### Material
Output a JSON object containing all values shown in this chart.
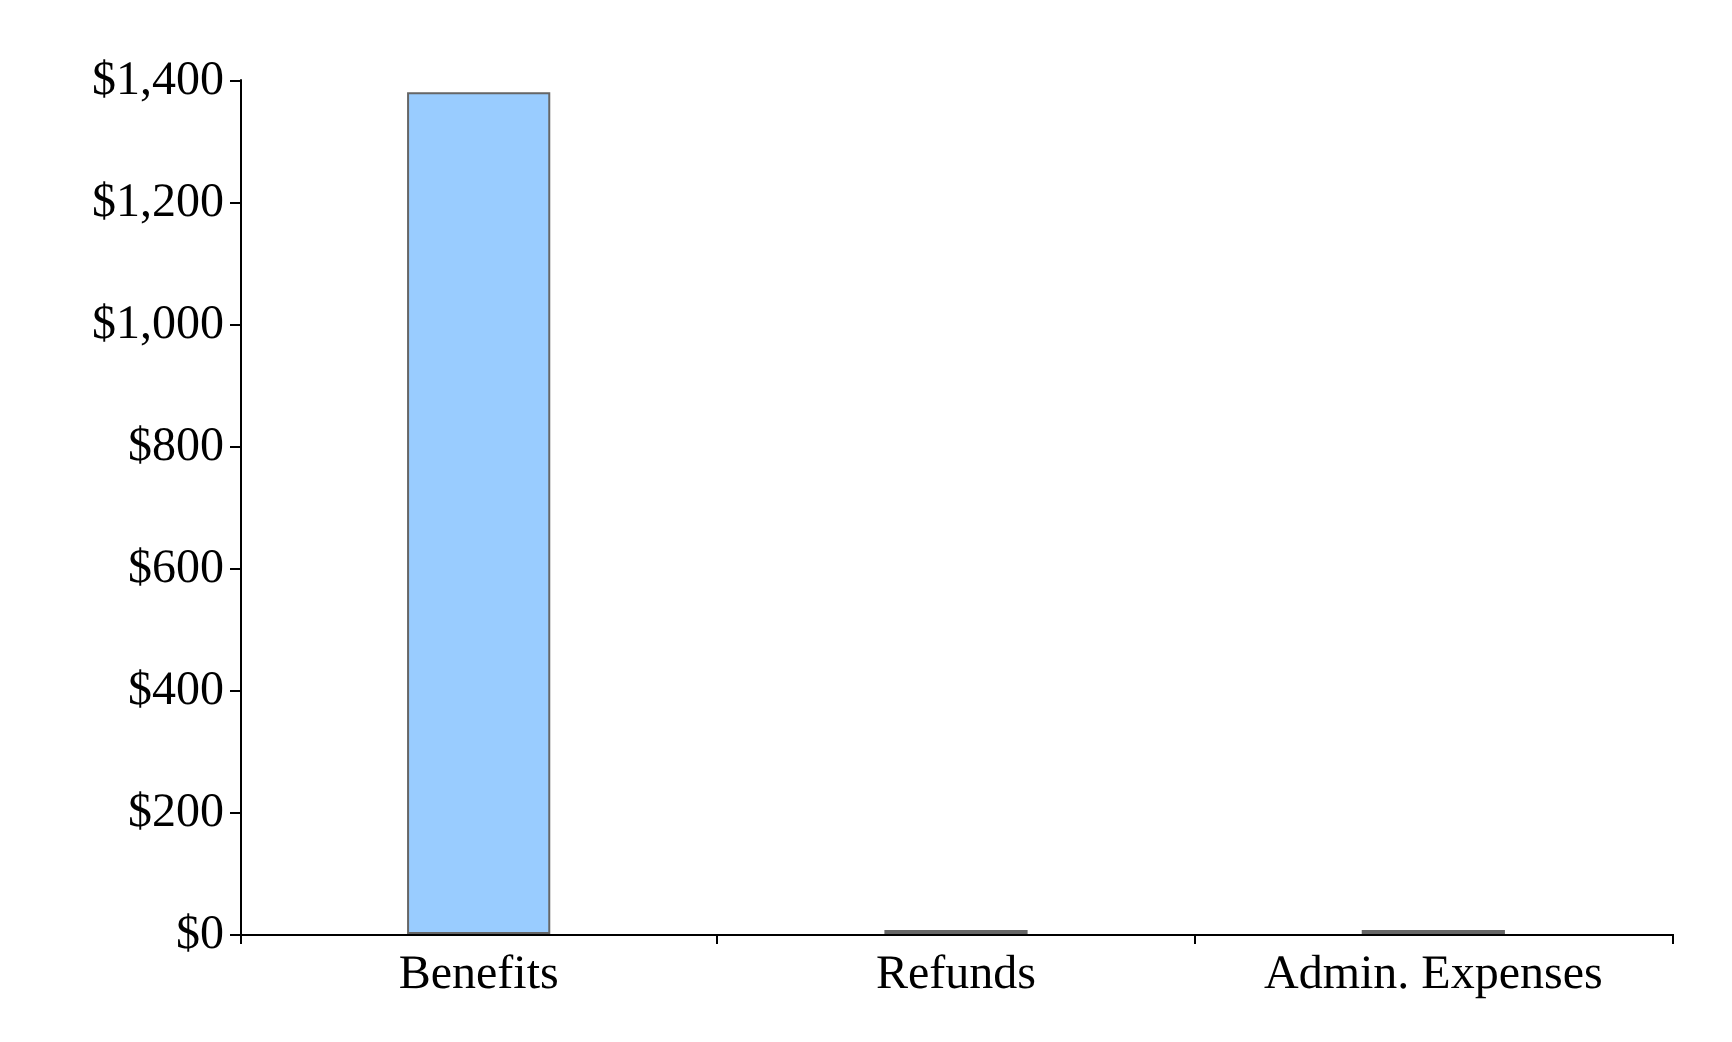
{
  "chart_data": {
    "type": "bar",
    "categories": [
      "Benefits",
      "Refunds",
      "Admin. Expenses"
    ],
    "values": [
      1380,
      0,
      0
    ],
    "colors": [
      "#99ccff",
      "#99cccc",
      "#c0c0c0"
    ],
    "ylim": [
      0,
      1400
    ],
    "yticks": [
      {
        "value": 0,
        "label": "$0"
      },
      {
        "value": 200,
        "label": "$200"
      },
      {
        "value": 400,
        "label": "$400"
      },
      {
        "value": 600,
        "label": "$600"
      },
      {
        "value": 800,
        "label": "$800"
      },
      {
        "value": 1000,
        "label": "$1,000"
      },
      {
        "value": 1200,
        "label": "$1,200"
      },
      {
        "value": 1400,
        "label": "$1,400"
      }
    ],
    "grid": false
  }
}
######
Written task: Reproduce each line word for word and drop the pictures.

Right answer:
Output a JSON object containing all values shown in this chart.
{
  "chart_data": {
    "type": "bar",
    "categories": [
      "Benefits",
      "Refunds",
      "Admin. Expenses"
    ],
    "values": [
      1380,
      0,
      0
    ],
    "colors": [
      "#99ccff",
      "#99cccc",
      "#c0c0c0"
    ],
    "ylim": [
      0,
      1400
    ],
    "yticks": [
      {
        "value": 0,
        "label": "$0"
      },
      {
        "value": 200,
        "label": "$200"
      },
      {
        "value": 400,
        "label": "$400"
      },
      {
        "value": 600,
        "label": "$600"
      },
      {
        "value": 800,
        "label": "$800"
      },
      {
        "value": 1000,
        "label": "$1,000"
      },
      {
        "value": 1200,
        "label": "$1,200"
      },
      {
        "value": 1400,
        "label": "$1,400"
      }
    ],
    "grid": false
  }
}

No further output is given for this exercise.